» STATED GOAL
In the listing below, find every line with the string "Marketing" and pull it out.

---------- PROVIDED DATA ----------

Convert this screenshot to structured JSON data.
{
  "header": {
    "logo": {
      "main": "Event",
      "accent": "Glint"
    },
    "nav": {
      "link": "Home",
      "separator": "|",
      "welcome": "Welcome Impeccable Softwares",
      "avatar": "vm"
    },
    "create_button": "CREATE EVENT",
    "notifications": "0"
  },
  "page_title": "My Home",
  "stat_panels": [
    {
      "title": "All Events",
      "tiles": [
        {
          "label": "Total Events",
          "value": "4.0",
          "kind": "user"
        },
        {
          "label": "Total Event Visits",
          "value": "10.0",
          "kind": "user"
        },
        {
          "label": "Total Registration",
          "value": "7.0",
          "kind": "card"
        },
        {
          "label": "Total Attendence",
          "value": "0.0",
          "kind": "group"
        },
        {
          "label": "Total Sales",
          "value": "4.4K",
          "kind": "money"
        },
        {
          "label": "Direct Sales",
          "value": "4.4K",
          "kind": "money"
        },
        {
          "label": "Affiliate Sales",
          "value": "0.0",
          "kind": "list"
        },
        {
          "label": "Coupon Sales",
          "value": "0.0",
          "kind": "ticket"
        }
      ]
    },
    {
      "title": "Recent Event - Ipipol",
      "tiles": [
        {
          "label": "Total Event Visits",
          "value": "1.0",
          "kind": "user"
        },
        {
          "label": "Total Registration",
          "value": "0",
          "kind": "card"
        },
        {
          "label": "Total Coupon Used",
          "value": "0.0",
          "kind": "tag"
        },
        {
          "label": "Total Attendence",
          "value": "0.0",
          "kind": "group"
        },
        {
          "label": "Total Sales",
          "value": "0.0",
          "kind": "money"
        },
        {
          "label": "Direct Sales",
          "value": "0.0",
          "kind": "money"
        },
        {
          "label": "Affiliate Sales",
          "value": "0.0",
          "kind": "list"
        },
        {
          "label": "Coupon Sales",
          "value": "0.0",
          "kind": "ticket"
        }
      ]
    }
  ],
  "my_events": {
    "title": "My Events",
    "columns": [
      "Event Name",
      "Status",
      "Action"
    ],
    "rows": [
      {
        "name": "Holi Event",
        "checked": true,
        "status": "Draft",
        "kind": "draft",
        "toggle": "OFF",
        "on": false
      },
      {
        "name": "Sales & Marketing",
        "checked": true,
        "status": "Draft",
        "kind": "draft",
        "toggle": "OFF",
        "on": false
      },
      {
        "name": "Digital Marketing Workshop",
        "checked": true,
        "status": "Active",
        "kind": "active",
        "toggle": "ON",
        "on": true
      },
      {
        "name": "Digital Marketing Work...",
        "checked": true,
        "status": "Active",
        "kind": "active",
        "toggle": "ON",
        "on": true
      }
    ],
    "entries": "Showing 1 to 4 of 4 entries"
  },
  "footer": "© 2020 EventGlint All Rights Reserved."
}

----------

» SOLUTION
        "name": "Sales & Marketing",
        "name": "Digital Marketing Workshop",
        "name": "Digital Marketing Work...",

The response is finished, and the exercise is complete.